**What is needed**
Look for "timecode" in each line of the entries, and return the matching lines.

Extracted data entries
★ ★ ★ ★ ★ ★ ★
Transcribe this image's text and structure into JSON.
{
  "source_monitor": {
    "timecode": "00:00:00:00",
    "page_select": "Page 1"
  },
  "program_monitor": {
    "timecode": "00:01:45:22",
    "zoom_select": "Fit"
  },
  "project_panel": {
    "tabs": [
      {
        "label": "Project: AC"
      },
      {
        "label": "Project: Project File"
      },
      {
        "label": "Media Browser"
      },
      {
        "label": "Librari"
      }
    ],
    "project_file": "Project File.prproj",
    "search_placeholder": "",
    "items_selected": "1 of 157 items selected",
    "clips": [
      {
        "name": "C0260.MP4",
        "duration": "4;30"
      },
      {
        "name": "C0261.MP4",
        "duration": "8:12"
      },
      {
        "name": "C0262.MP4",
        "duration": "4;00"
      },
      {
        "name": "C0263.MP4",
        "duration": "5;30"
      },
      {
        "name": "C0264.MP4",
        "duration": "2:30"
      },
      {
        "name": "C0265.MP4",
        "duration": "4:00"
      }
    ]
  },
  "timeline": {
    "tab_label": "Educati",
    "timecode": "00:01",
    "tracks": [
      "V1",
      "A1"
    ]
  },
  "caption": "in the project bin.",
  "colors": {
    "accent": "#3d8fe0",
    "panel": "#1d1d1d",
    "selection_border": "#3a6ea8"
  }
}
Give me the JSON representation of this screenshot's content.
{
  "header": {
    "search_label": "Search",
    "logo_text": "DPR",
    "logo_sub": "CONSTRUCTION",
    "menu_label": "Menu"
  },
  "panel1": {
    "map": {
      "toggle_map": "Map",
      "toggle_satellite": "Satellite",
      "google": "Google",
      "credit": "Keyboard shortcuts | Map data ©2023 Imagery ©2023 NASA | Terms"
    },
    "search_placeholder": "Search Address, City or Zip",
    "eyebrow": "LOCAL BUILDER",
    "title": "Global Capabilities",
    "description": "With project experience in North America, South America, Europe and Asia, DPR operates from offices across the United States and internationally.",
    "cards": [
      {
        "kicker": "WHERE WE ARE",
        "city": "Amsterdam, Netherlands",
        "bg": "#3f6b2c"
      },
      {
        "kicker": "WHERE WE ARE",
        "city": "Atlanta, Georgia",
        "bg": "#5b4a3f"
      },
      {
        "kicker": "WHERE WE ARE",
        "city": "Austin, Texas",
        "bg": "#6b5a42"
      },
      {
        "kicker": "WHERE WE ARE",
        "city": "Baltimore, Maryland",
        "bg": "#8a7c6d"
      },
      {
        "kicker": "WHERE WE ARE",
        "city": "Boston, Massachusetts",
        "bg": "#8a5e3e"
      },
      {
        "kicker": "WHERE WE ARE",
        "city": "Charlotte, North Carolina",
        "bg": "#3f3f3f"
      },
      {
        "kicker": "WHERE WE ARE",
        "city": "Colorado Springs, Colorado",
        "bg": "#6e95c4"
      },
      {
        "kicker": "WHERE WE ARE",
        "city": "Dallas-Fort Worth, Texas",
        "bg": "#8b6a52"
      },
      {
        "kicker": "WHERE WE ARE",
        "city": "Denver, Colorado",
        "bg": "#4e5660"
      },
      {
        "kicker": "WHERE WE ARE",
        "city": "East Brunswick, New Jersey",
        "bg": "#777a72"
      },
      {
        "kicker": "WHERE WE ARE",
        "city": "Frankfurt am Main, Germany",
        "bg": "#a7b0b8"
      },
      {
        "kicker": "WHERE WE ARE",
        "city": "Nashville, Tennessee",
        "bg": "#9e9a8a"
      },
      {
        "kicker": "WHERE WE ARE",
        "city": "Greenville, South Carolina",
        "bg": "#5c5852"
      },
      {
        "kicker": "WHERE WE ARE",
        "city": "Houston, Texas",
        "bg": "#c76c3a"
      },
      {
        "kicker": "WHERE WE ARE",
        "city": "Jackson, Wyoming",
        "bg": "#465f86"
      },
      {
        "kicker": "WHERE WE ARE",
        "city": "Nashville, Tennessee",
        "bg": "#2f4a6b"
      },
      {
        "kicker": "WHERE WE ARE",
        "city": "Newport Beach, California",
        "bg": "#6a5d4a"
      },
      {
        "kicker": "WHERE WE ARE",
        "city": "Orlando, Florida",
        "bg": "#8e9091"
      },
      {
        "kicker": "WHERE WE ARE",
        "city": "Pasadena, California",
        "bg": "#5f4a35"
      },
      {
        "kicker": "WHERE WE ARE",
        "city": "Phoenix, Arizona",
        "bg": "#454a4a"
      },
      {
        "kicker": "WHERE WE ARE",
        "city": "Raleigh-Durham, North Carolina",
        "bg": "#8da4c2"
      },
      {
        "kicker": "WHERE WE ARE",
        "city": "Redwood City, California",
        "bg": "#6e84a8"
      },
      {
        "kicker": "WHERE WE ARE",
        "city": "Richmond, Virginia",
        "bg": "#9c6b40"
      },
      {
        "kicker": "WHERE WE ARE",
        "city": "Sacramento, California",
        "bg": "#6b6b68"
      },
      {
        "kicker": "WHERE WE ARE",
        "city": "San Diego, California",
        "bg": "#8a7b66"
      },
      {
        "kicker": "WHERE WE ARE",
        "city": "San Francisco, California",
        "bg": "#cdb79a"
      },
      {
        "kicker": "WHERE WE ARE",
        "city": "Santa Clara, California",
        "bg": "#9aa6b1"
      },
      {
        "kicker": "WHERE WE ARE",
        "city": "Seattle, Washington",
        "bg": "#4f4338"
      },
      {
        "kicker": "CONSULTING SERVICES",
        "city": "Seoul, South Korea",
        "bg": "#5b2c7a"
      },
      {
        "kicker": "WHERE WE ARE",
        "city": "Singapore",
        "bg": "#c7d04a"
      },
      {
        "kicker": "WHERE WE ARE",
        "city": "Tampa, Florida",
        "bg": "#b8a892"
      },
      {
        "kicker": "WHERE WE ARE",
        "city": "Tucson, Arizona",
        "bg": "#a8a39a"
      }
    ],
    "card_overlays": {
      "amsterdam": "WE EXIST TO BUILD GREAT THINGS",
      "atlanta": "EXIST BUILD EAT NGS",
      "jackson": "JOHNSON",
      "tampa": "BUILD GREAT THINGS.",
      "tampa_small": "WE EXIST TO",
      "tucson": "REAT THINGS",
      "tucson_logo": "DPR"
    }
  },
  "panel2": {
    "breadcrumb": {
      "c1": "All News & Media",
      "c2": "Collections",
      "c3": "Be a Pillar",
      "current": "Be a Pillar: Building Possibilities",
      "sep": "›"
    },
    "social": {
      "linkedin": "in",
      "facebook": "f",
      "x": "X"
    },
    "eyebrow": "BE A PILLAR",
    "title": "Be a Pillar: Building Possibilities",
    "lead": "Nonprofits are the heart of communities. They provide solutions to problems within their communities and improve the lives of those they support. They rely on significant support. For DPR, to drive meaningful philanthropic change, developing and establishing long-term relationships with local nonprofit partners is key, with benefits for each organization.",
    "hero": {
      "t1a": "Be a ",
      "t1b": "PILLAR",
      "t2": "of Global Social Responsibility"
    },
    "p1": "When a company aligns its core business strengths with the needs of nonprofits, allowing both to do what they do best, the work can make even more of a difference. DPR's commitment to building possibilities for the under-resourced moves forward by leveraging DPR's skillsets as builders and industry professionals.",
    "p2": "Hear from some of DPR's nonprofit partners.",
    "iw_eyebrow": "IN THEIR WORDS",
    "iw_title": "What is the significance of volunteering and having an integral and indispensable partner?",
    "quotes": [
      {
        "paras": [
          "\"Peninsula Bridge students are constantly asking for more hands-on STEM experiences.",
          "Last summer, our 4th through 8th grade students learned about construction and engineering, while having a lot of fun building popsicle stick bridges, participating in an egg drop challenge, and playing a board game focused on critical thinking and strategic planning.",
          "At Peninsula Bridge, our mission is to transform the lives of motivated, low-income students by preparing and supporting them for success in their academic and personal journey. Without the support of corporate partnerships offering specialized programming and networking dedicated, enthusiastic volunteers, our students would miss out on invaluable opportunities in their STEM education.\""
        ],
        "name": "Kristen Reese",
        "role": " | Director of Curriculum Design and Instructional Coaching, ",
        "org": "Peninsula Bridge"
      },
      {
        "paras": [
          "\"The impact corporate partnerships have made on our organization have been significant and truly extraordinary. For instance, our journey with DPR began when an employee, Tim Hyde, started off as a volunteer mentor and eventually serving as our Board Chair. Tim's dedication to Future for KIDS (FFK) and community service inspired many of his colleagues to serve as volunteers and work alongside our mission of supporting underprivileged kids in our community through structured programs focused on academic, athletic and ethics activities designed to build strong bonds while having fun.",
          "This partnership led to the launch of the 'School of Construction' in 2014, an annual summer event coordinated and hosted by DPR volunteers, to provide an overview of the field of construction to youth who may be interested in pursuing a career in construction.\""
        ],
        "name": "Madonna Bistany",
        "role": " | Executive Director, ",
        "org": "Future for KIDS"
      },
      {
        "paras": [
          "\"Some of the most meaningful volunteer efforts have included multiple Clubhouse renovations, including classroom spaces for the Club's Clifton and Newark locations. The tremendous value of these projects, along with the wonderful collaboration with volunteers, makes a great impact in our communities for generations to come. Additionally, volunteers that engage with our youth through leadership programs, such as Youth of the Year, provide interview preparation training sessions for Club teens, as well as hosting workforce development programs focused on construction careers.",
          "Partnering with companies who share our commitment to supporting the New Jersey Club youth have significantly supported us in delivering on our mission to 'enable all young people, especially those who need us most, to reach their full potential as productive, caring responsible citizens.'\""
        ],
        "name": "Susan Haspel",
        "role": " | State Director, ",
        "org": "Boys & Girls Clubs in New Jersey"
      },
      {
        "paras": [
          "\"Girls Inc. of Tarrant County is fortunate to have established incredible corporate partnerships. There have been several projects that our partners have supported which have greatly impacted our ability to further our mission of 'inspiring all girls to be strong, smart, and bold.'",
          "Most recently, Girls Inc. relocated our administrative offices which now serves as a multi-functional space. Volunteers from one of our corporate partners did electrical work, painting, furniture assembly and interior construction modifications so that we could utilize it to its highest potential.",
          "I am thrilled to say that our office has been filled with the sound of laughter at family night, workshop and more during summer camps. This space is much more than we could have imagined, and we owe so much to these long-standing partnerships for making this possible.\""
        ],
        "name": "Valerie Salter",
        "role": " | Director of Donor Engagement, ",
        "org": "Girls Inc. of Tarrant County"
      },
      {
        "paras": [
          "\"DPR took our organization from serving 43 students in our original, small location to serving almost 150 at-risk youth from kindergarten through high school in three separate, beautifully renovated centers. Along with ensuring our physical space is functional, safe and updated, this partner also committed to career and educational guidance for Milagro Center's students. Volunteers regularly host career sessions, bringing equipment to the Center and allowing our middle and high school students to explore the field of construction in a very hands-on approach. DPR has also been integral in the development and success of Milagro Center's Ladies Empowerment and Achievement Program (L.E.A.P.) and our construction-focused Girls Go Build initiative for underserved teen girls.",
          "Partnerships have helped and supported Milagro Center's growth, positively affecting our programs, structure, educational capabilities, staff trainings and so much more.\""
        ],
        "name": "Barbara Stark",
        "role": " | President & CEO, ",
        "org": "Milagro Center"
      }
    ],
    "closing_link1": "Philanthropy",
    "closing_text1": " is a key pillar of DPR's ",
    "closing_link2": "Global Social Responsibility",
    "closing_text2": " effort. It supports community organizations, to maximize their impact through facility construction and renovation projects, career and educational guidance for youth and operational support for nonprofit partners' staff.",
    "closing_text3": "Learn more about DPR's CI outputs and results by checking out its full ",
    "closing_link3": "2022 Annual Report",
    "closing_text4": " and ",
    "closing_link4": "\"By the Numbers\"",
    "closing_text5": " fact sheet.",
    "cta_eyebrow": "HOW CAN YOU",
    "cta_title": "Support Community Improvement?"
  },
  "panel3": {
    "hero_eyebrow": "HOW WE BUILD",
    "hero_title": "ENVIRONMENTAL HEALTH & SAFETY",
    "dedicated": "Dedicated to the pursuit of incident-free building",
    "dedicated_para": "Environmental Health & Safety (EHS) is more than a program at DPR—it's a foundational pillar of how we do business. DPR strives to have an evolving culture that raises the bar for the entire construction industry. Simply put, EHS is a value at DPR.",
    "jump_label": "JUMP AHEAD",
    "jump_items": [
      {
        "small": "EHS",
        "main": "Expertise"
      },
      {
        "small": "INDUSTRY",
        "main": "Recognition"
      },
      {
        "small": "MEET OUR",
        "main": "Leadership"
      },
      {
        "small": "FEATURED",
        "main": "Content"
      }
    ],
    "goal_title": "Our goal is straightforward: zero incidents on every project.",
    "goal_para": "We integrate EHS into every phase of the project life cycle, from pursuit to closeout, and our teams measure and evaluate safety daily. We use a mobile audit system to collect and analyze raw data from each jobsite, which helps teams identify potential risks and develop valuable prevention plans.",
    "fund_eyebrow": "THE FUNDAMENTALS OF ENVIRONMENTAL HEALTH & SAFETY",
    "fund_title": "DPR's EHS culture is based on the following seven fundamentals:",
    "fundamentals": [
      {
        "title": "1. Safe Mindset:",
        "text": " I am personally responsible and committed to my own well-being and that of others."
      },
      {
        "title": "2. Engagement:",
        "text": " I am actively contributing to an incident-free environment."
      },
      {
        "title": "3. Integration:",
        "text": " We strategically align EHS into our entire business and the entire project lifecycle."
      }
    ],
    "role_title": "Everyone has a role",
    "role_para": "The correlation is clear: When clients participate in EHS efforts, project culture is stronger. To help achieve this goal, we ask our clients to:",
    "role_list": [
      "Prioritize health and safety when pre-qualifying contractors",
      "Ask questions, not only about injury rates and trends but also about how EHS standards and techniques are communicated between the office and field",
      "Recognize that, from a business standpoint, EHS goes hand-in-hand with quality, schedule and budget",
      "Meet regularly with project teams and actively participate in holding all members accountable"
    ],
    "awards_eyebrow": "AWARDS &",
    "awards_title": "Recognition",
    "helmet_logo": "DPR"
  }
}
★ ★ ★ ★ ★ ★ ★
**Solution to this task**
    "timecode": "00:00:00:00",
    "timecode": "00:01:45:22",
    "timecode": "00:01",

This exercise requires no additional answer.